**Document passage**
★ ★ ★ ★ ★
Edith Stein — Essays on Woman
Alophe Alfred Tanqueray — Spiritual Life
St. Thomas Aquinas — My Way of Life
J. R. R. Tolkien — The Lord of the Rings
Dietrich Von Hildebrand — Transformation in Christ
William Thomas Walsh — Our Lady of Fatima
Evelyn Waugh — A Handful of Dust
Evelyn Waugh — Scoop
Evelyn Waugh — Vile Bodies
Evelyn Waugh — Put Out More Flags
Evelyn Waugh — Sword of Honor Trilogy

8 Responses

  1. Maria says:

    Nick,
    Love your compilation; thank you for putting in the effort to consolidate all these wonderful lists.

    You may want to check out “Another Sort of Learning” by James V. Schall, a Jesuit priest who teaches at Georgetown U. in Washington, D.C. His reading lists are truly wonderful — focusing on philosophy and theology. They introduced me to many new authors.

    Thanks again!
    maria

  2. Brad says:

    A Catholic reading list without Balthasar??

  3. Brad says:

    Are Maria and I the only ones with input, feedback or comments? Maria’s suggestion of “Another Sort of Learning” by Jesuit priest, James V. Schall sounds interesting. I would recommend “Prayer” by Hans Urs von Balthasar (Ignatius Press). Not an easy read but well-worth it.

    Thanks and God bless,
    brad

  4. Brad says:

    just use my first name please. thank you.
★ ★ ★ ★ ★
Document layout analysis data
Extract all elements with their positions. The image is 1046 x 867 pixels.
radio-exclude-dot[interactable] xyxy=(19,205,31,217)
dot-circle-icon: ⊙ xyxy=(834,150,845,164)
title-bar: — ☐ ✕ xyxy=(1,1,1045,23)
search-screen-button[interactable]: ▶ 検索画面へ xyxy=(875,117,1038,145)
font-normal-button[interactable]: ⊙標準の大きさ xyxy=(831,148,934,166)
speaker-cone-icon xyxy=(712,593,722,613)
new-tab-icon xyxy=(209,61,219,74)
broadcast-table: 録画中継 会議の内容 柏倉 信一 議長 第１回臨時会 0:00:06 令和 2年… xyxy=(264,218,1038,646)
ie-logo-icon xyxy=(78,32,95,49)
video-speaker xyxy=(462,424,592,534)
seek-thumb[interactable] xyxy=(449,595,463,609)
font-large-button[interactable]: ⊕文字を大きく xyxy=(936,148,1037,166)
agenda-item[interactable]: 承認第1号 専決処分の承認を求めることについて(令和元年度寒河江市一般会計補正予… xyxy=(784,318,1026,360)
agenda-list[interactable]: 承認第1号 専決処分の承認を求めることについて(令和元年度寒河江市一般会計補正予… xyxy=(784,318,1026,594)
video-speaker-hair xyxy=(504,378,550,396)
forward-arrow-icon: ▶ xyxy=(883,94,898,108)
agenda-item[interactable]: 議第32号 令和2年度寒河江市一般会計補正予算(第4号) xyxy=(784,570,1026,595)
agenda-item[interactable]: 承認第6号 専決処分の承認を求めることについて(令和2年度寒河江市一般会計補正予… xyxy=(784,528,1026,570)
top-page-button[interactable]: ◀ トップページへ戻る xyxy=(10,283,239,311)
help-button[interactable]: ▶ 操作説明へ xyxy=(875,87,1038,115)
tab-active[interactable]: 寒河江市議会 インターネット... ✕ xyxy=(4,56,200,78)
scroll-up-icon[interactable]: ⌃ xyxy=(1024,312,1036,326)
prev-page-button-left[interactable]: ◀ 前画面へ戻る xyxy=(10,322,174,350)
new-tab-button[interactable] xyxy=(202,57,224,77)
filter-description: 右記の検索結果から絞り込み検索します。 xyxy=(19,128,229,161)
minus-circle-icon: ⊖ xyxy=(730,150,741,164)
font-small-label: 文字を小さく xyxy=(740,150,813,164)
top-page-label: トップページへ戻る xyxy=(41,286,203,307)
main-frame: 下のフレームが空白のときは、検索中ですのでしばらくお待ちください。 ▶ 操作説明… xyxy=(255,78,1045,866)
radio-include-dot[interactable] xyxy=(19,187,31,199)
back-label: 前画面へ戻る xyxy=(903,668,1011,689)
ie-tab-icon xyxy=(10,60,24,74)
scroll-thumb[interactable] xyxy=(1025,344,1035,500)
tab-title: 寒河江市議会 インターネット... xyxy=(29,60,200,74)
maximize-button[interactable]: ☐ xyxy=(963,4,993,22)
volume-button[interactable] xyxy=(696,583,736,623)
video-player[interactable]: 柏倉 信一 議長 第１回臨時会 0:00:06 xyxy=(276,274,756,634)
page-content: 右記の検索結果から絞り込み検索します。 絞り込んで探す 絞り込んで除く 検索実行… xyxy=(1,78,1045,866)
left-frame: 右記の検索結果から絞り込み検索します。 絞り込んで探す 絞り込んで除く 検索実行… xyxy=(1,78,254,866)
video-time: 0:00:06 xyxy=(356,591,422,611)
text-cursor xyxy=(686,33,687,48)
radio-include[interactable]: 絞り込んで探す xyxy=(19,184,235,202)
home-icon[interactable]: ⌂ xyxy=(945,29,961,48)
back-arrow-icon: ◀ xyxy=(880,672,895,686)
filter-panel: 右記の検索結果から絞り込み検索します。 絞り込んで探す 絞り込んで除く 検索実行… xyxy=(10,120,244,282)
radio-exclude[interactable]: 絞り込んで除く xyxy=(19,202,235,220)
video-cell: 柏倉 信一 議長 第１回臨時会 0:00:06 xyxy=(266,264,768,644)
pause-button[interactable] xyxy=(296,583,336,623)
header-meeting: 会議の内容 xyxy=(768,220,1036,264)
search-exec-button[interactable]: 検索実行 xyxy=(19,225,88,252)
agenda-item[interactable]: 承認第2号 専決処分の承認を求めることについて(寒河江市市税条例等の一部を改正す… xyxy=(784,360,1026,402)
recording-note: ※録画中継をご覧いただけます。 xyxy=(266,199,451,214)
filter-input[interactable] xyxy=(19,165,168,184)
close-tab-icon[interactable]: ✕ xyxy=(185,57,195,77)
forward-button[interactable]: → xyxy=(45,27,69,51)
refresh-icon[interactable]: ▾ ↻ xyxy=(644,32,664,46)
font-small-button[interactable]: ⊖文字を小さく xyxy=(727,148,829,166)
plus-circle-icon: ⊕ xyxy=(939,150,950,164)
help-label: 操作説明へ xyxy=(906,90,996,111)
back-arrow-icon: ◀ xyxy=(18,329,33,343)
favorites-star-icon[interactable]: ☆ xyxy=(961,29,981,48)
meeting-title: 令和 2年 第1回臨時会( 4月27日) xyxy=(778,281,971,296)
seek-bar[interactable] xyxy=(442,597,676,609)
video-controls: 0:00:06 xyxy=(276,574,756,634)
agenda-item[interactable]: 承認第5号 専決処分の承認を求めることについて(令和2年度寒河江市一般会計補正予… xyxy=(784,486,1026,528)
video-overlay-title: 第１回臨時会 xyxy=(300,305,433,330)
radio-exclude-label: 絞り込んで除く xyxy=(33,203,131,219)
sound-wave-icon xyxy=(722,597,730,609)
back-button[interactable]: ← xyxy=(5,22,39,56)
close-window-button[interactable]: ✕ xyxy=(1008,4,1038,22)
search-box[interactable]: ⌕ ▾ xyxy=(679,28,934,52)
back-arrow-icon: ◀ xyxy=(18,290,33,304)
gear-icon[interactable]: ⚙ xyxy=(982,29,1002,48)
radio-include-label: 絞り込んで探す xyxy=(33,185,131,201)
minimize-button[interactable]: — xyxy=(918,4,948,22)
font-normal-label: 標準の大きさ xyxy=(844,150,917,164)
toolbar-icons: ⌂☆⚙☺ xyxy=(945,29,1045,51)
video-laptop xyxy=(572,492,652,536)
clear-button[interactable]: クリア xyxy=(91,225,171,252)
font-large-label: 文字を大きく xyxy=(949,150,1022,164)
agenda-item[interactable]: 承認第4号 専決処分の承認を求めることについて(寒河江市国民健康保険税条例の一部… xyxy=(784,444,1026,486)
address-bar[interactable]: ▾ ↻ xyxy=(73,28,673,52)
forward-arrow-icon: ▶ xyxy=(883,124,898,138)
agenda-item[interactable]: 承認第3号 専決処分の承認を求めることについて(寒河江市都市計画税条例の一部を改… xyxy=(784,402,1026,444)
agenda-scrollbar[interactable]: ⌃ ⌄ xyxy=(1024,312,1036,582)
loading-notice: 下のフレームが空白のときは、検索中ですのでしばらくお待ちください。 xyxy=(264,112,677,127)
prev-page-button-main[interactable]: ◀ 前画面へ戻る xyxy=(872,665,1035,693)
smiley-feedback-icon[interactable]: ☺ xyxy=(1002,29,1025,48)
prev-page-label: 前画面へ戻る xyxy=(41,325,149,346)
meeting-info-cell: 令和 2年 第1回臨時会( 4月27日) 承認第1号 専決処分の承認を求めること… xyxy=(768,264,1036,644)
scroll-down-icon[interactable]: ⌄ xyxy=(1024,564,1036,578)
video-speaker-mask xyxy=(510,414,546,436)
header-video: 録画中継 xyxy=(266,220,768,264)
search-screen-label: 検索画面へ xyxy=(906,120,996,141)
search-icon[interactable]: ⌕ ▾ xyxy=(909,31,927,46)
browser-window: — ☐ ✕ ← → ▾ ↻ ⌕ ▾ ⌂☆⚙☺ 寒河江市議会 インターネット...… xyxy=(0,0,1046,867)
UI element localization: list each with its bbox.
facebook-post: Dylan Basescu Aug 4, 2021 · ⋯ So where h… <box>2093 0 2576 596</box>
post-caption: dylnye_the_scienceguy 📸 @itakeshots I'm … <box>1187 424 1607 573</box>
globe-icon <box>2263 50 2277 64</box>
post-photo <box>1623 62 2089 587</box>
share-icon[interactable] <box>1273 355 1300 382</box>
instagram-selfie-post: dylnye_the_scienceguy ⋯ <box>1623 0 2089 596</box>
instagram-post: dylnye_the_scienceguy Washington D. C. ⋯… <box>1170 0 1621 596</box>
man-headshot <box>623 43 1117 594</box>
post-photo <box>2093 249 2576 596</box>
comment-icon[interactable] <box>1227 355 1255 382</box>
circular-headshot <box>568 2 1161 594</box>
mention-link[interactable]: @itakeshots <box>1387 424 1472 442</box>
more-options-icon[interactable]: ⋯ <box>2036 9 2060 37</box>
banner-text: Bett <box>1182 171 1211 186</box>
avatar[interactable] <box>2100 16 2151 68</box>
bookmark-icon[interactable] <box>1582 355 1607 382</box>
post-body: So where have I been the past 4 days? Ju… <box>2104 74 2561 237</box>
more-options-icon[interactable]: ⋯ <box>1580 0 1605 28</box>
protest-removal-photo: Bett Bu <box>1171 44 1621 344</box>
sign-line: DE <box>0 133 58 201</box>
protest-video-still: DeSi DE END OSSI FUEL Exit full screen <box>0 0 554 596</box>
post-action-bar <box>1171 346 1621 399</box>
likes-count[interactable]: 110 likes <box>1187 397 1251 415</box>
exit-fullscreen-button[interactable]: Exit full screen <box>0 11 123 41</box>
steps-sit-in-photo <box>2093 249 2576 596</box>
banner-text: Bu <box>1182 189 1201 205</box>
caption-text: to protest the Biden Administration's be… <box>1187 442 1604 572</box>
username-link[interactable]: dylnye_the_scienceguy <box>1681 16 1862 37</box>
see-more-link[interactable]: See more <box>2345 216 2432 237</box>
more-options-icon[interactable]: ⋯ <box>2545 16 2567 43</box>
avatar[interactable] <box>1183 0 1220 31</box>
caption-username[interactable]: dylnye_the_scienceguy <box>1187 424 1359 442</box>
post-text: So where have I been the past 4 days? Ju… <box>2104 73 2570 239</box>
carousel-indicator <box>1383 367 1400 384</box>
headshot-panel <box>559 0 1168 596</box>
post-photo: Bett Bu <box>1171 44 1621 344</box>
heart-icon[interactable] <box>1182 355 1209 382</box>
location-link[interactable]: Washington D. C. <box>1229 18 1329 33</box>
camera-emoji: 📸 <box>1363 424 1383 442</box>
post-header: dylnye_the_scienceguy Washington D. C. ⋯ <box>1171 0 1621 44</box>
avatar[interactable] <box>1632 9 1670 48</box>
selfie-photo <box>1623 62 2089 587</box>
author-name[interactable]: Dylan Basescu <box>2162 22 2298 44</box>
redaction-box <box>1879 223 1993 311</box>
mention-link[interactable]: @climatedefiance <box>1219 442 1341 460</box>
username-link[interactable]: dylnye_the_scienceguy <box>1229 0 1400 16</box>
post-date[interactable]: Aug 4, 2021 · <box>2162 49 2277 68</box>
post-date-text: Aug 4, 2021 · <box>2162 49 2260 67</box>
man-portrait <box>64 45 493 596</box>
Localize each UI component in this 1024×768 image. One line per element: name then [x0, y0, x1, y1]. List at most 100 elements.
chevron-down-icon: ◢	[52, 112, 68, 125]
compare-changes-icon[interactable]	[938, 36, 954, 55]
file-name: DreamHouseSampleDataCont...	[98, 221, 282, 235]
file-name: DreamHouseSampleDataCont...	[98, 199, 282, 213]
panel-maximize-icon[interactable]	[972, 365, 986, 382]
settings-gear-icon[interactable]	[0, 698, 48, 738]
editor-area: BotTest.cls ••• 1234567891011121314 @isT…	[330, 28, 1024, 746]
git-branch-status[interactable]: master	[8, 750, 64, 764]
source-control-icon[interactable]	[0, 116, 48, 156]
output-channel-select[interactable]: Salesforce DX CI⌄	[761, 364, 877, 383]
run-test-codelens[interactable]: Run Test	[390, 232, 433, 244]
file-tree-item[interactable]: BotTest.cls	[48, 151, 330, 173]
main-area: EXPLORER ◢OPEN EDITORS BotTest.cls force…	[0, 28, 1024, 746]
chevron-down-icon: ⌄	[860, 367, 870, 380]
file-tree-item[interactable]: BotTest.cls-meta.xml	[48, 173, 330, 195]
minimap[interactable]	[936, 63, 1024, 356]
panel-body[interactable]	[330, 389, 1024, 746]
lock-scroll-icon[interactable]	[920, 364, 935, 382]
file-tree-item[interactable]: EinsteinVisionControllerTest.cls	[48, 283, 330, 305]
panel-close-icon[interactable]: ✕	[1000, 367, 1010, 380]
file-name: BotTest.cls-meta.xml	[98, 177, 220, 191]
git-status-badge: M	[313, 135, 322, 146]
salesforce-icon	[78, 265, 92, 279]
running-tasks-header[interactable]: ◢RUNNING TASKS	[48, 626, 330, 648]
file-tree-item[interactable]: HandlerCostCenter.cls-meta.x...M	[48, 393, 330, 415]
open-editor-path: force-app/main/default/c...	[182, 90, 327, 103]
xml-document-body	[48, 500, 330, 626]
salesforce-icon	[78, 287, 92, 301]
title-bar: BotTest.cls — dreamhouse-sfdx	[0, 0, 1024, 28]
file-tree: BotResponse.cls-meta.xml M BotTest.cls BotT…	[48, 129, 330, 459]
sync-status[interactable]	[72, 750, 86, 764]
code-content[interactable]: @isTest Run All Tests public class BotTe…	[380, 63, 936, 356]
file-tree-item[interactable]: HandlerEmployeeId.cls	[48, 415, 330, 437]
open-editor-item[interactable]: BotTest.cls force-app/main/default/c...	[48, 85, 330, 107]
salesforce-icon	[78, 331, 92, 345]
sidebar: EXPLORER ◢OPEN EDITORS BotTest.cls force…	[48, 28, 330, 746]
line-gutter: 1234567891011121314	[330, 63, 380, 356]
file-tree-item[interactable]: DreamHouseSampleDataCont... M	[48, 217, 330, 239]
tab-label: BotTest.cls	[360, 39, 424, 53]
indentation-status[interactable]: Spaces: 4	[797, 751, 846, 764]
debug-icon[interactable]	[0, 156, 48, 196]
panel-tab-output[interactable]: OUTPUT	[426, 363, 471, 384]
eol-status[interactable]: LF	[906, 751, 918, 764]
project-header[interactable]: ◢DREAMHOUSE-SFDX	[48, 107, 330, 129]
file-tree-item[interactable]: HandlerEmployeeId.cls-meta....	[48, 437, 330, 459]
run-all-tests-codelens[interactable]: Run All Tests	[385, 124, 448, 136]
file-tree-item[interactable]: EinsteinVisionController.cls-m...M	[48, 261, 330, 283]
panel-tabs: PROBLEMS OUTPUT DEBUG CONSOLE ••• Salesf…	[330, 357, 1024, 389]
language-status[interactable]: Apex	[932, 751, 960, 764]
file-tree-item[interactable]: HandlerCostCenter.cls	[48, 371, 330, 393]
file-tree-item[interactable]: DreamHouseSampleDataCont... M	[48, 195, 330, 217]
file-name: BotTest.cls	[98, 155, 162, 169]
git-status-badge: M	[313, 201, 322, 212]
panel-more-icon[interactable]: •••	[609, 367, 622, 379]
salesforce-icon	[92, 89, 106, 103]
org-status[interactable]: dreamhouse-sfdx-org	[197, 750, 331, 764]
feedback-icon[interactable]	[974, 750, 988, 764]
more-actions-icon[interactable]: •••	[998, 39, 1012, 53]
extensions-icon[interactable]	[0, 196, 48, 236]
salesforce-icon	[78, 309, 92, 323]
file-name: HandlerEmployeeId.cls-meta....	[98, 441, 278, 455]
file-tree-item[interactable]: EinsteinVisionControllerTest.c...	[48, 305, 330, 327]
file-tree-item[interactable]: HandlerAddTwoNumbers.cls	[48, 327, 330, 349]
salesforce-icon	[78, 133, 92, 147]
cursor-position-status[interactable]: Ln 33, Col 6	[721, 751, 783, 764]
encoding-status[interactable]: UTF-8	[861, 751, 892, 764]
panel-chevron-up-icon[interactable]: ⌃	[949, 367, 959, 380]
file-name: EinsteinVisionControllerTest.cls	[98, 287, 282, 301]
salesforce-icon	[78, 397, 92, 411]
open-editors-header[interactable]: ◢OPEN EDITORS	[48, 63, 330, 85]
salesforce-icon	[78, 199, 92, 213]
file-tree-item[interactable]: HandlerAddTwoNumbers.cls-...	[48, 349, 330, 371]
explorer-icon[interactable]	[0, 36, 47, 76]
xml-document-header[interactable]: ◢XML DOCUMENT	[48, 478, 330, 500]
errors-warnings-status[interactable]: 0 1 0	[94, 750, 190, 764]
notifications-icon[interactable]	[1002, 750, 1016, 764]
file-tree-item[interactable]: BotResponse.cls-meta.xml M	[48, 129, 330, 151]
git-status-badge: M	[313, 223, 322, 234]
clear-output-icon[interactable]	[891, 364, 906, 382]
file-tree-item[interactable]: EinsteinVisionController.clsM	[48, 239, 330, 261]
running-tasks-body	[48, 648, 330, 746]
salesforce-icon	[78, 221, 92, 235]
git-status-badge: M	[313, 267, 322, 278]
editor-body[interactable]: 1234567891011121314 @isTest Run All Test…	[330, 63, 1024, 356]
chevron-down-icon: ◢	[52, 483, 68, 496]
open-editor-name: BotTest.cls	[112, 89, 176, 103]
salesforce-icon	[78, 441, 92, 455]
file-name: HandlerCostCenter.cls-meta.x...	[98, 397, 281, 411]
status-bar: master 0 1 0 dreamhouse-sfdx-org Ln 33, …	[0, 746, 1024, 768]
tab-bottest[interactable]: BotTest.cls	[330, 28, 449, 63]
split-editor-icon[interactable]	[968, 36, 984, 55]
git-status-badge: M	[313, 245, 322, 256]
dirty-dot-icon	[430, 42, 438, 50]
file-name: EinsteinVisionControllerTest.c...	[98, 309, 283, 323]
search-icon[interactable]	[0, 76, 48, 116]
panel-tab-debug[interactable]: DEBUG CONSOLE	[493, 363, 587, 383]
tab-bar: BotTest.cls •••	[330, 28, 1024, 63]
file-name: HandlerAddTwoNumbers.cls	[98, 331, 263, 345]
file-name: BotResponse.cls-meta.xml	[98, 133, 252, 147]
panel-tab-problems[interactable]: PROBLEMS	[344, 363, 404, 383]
★ ★ ★ ★ ★
**Tasks and exercises**
[A] In the reading list text, where does James V. Schall teach?
[B] Carry on the reading list text from the point where it stops.

**Responses for each task**
[A] Georgetown U. in Washington, D.C.

[B]
  5. Ann says:

    I have methodically used your list for the last 4 years to revamp our parish library. With all the used bookstores going out of business recently, I have successfully found almost everything on your lists through “2 of 16”.

    I had originally discovered your list when you still had the “1 of 16” books listed and printed those, so now we can keep our eyes peeled for the “1 of 16” books. We even picked up Hardon’s and Peterson’s books so we can read the annotations!

    Thank you for your work! An entire parish appreciates your project.

  6. Ann Johnson says:

    Actually, we have all our books cataloged on “LibraryThing” and I was wondering if it would be OK with you if we tagged the books from your list with “Nick’s Catholic Classics” or “Classics List” or something similar?

    We are way behind in our cataloging but would probably get to it in the next year. PS we are in suburban Seattle.